┌──

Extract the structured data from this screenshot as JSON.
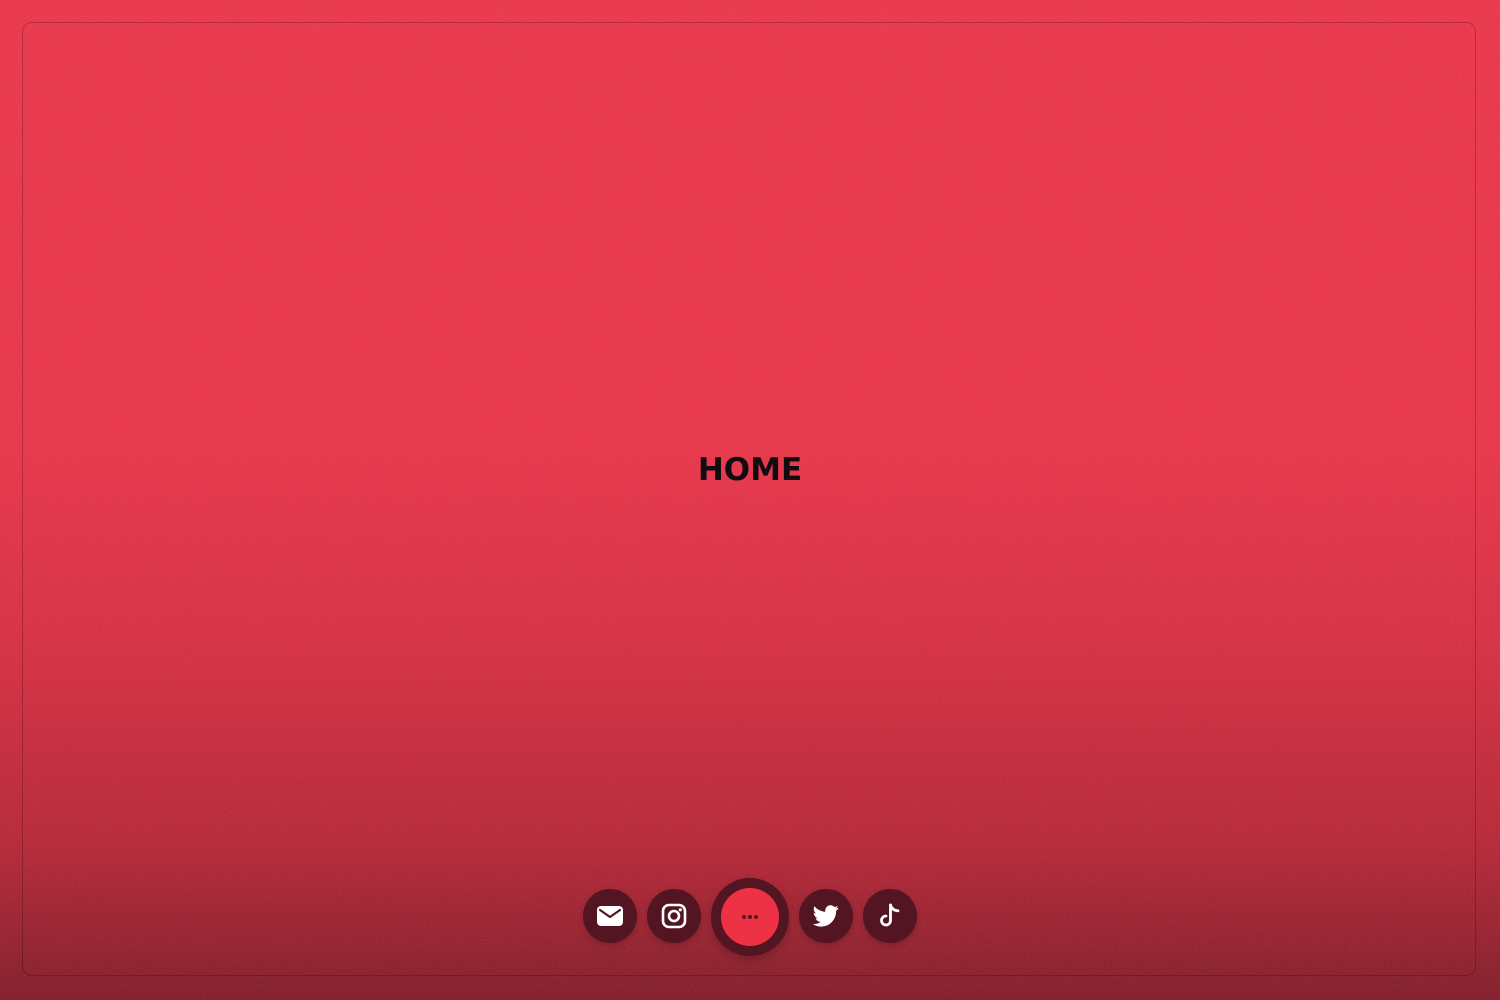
{
  "page": {
    "title": "HOME"
  },
  "theme": {
    "background_top": "#ee2f45",
    "background_bottom": "#7e1522",
    "dock_button_color": "#531521",
    "accent": "#ee3246",
    "title_color": "#140b10",
    "icon_color": "#ffffff"
  },
  "dock": {
    "items": [
      {
        "icon": "mail-icon"
      },
      {
        "icon": "instagram-icon"
      },
      {
        "icon": "more-icon"
      },
      {
        "icon": "twitter-icon"
      },
      {
        "icon": "tiktok-icon"
      }
    ]
  }
}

└──

Return the entries unchanged, save for the pictures, which do not belong in the copy.

> Answer to the problem
Extract the structured data from this screenshot as JSON.
{
  "page": {
    "title": "HOME"
  },
  "theme": {
    "background_top": "#ee2f45",
    "background_bottom": "#7e1522",
    "dock_button_color": "#531521",
    "accent": "#ee3246",
    "title_color": "#140b10",
    "icon_color": "#ffffff"
  },
  "dock": {
    "items": [
      {
        "icon": "mail-icon"
      },
      {
        "icon": "instagram-icon"
      },
      {
        "icon": "more-icon"
      },
      {
        "icon": "twitter-icon"
      },
      {
        "icon": "tiktok-icon"
      }
    ]
  }
}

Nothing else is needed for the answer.